→ Problem details
Copy the data exactly as it appears, and do not include any pictures.

→ Input rows
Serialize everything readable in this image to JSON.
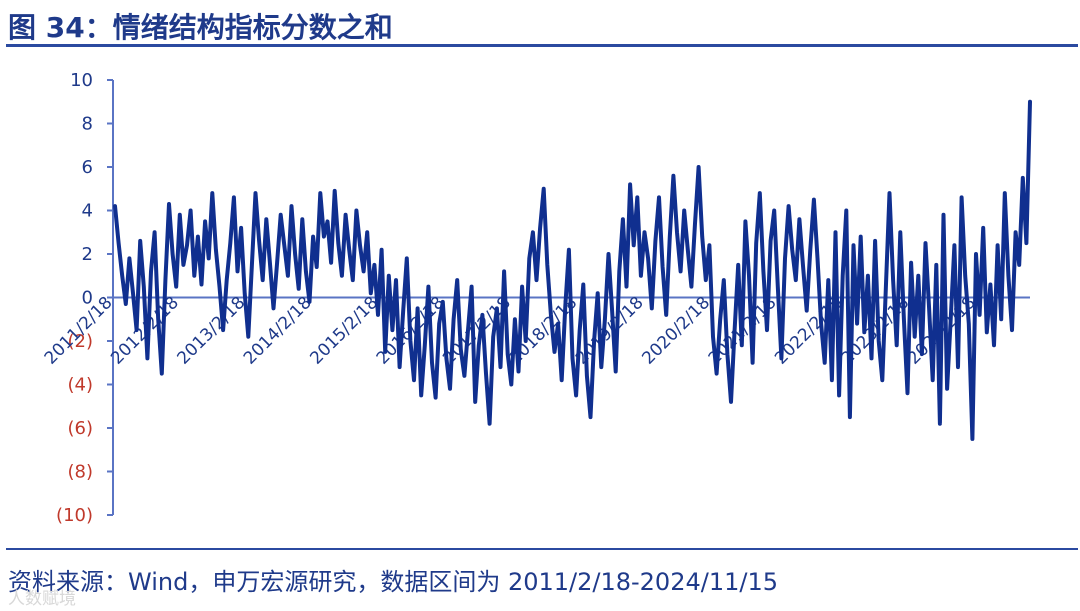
{
  "title": "图 34：情绪结构指标分数之和",
  "source": "资料来源：Wind，申万宏源研究，数据区间为 2011/2/18-2024/11/15",
  "watermark": "人数赋境",
  "colors": {
    "line": "#102f8f",
    "axis": "#5a74c4",
    "positive_label": "#1f3a8a",
    "negative_label": "#c0392b"
  },
  "chart_data": {
    "type": "line",
    "title": "",
    "xlabel": "",
    "ylabel": "",
    "ylim": [
      -10,
      10
    ],
    "y_ticks": [
      10,
      8,
      6,
      4,
      2,
      0,
      -2,
      -4,
      -6,
      -8,
      -10
    ],
    "y_tick_labels": [
      "10",
      "8",
      "6",
      "4",
      "2",
      "0",
      "(2)",
      "(4)",
      "(6)",
      "(8)",
      "(10)"
    ],
    "x_tick_labels": [
      "2011/2/18",
      "2012/2/18",
      "2013/2/18",
      "2014/2/18",
      "2015/2/18",
      "2016/2/18",
      "2017/2/18",
      "2018/2/18",
      "2019/2/18",
      "2020/2/18",
      "2021/2/18",
      "2022/2/18",
      "2023/2/18",
      "2024/2/18"
    ],
    "x_range": [
      "2011/2/18",
      "2024/11/15"
    ],
    "series": [
      {
        "values": [
          4.2,
          2.5,
          1.0,
          -0.3,
          1.8,
          0.2,
          -1.5,
          2.6,
          0.5,
          -2.8,
          1.2,
          3.0,
          -1.0,
          -3.5,
          0.8,
          4.3,
          2.0,
          0.5,
          3.8,
          1.5,
          2.4,
          4.0,
          1.0,
          2.8,
          0.6,
          3.5,
          1.8,
          4.8,
          2.2,
          0.5,
          -1.5,
          0.8,
          2.5,
          4.6,
          1.2,
          3.2,
          0.2,
          -1.8,
          1.5,
          4.8,
          2.6,
          0.8,
          3.6,
          1.6,
          -0.5,
          1.6,
          3.8,
          2.4,
          1.0,
          4.2,
          2.0,
          0.4,
          3.6,
          1.2,
          -0.2,
          2.8,
          1.4,
          4.8,
          2.8,
          3.5,
          1.6,
          4.9,
          2.5,
          1.0,
          3.8,
          2.2,
          0.8,
          4.0,
          2.4,
          1.2,
          3.0,
          0.2,
          1.5,
          -0.8,
          2.2,
          -2.5,
          1.0,
          -1.5,
          0.8,
          -3.2,
          -0.6,
          1.8,
          -2.0,
          -3.8,
          -0.5,
          -4.5,
          -2.2,
          0.5,
          -3.0,
          -4.6,
          -1.2,
          -0.2,
          -2.8,
          -4.2,
          -1.0,
          0.8,
          -2.4,
          -3.6,
          -1.5,
          0.5,
          -4.8,
          -2.2,
          -0.8,
          -3.5,
          -5.8,
          -1.8,
          -0.5,
          -3.2,
          1.2,
          -2.6,
          -4.0,
          -1.0,
          -3.4,
          0.5,
          -2.0,
          1.8,
          3.0,
          0.8,
          3.2,
          5.0,
          1.5,
          -0.8,
          -2.5,
          -1.2,
          -3.8,
          -0.4,
          2.2,
          -2.8,
          -4.5,
          -1.5,
          0.6,
          -3.6,
          -5.5,
          -2.0,
          0.2,
          -3.2,
          -1.0,
          2.0,
          -0.6,
          -3.4,
          1.2,
          3.6,
          0.5,
          5.2,
          2.4,
          4.6,
          1.0,
          3.0,
          1.8,
          -0.5,
          2.6,
          4.6,
          1.4,
          -0.8,
          2.8,
          5.6,
          3.0,
          1.2,
          4.0,
          2.2,
          0.5,
          3.4,
          6.0,
          2.8,
          0.8,
          2.4,
          -1.8,
          -3.5,
          -1.0,
          0.8,
          -2.6,
          -4.8,
          -1.5,
          1.5,
          -2.2,
          3.5,
          1.0,
          -3.0,
          2.5,
          4.8,
          1.2,
          -1.5,
          2.6,
          4.0,
          0.5,
          -2.8,
          1.8,
          4.2,
          2.2,
          0.8,
          3.6,
          1.4,
          -0.6,
          2.2,
          4.5,
          1.8,
          -1.2,
          -3.0,
          0.8,
          -3.8,
          3.0,
          -4.5,
          1.0,
          4.0,
          -5.5,
          2.4,
          -1.2,
          2.8,
          -1.6,
          1.0,
          -2.8,
          2.6,
          -2.0,
          -3.8,
          0.5,
          4.8,
          0.8,
          -2.2,
          3.0,
          -1.0,
          -4.4,
          1.6,
          -1.8,
          1.0,
          -2.6,
          2.5,
          -0.5,
          -3.8,
          1.5,
          -5.8,
          3.8,
          -4.2,
          -1.0,
          2.4,
          -3.2,
          4.6,
          1.0,
          -1.2,
          -6.5,
          2.0,
          -0.8,
          3.2,
          -1.6,
          0.6,
          -2.2,
          2.4,
          -1.0,
          4.8,
          1.0,
          -1.5,
          3.0,
          1.5,
          5.5,
          2.5,
          9.0
        ]
      }
    ]
  }
}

→ Reply
Serialize everything readable in this image to JSON.
{
  "title": "图 34：情绪结构指标分数之和",
  "source": "资料来源：Wind，申万宏源研究，数据区间为 2011/2/18-2024/11/15",
  "watermark": "人数赋境",
  "colors": {
    "line": "#102f8f",
    "axis": "#5a74c4",
    "positive_label": "#1f3a8a",
    "negative_label": "#c0392b"
  },
  "chart_data": {
    "type": "line",
    "title": "",
    "xlabel": "",
    "ylabel": "",
    "ylim": [
      -10,
      10
    ],
    "y_ticks": [
      10,
      8,
      6,
      4,
      2,
      0,
      -2,
      -4,
      -6,
      -8,
      -10
    ],
    "y_tick_labels": [
      "10",
      "8",
      "6",
      "4",
      "2",
      "0",
      "(2)",
      "(4)",
      "(6)",
      "(8)",
      "(10)"
    ],
    "x_tick_labels": [
      "2011/2/18",
      "2012/2/18",
      "2013/2/18",
      "2014/2/18",
      "2015/2/18",
      "2016/2/18",
      "2017/2/18",
      "2018/2/18",
      "2019/2/18",
      "2020/2/18",
      "2021/2/18",
      "2022/2/18",
      "2023/2/18",
      "2024/2/18"
    ],
    "x_range": [
      "2011/2/18",
      "2024/11/15"
    ],
    "series": [
      {
        "values": [
          4.2,
          2.5,
          1.0,
          -0.3,
          1.8,
          0.2,
          -1.5,
          2.6,
          0.5,
          -2.8,
          1.2,
          3.0,
          -1.0,
          -3.5,
          0.8,
          4.3,
          2.0,
          0.5,
          3.8,
          1.5,
          2.4,
          4.0,
          1.0,
          2.8,
          0.6,
          3.5,
          1.8,
          4.8,
          2.2,
          0.5,
          -1.5,
          0.8,
          2.5,
          4.6,
          1.2,
          3.2,
          0.2,
          -1.8,
          1.5,
          4.8,
          2.6,
          0.8,
          3.6,
          1.6,
          -0.5,
          1.6,
          3.8,
          2.4,
          1.0,
          4.2,
          2.0,
          0.4,
          3.6,
          1.2,
          -0.2,
          2.8,
          1.4,
          4.8,
          2.8,
          3.5,
          1.6,
          4.9,
          2.5,
          1.0,
          3.8,
          2.2,
          0.8,
          4.0,
          2.4,
          1.2,
          3.0,
          0.2,
          1.5,
          -0.8,
          2.2,
          -2.5,
          1.0,
          -1.5,
          0.8,
          -3.2,
          -0.6,
          1.8,
          -2.0,
          -3.8,
          -0.5,
          -4.5,
          -2.2,
          0.5,
          -3.0,
          -4.6,
          -1.2,
          -0.2,
          -2.8,
          -4.2,
          -1.0,
          0.8,
          -2.4,
          -3.6,
          -1.5,
          0.5,
          -4.8,
          -2.2,
          -0.8,
          -3.5,
          -5.8,
          -1.8,
          -0.5,
          -3.2,
          1.2,
          -2.6,
          -4.0,
          -1.0,
          -3.4,
          0.5,
          -2.0,
          1.8,
          3.0,
          0.8,
          3.2,
          5.0,
          1.5,
          -0.8,
          -2.5,
          -1.2,
          -3.8,
          -0.4,
          2.2,
          -2.8,
          -4.5,
          -1.5,
          0.6,
          -3.6,
          -5.5,
          -2.0,
          0.2,
          -3.2,
          -1.0,
          2.0,
          -0.6,
          -3.4,
          1.2,
          3.6,
          0.5,
          5.2,
          2.4,
          4.6,
          1.0,
          3.0,
          1.8,
          -0.5,
          2.6,
          4.6,
          1.4,
          -0.8,
          2.8,
          5.6,
          3.0,
          1.2,
          4.0,
          2.2,
          0.5,
          3.4,
          6.0,
          2.8,
          0.8,
          2.4,
          -1.8,
          -3.5,
          -1.0,
          0.8,
          -2.6,
          -4.8,
          -1.5,
          1.5,
          -2.2,
          3.5,
          1.0,
          -3.0,
          2.5,
          4.8,
          1.2,
          -1.5,
          2.6,
          4.0,
          0.5,
          -2.8,
          1.8,
          4.2,
          2.2,
          0.8,
          3.6,
          1.4,
          -0.6,
          2.2,
          4.5,
          1.8,
          -1.2,
          -3.0,
          0.8,
          -3.8,
          3.0,
          -4.5,
          1.0,
          4.0,
          -5.5,
          2.4,
          -1.2,
          2.8,
          -1.6,
          1.0,
          -2.8,
          2.6,
          -2.0,
          -3.8,
          0.5,
          4.8,
          0.8,
          -2.2,
          3.0,
          -1.0,
          -4.4,
          1.6,
          -1.8,
          1.0,
          -2.6,
          2.5,
          -0.5,
          -3.8,
          1.5,
          -5.8,
          3.8,
          -4.2,
          -1.0,
          2.4,
          -3.2,
          4.6,
          1.0,
          -1.2,
          -6.5,
          2.0,
          -0.8,
          3.2,
          -1.6,
          0.6,
          -2.2,
          2.4,
          -1.0,
          4.8,
          1.0,
          -1.5,
          3.0,
          1.5,
          5.5,
          2.5,
          9.0
        ]
      }
    ]
  }
}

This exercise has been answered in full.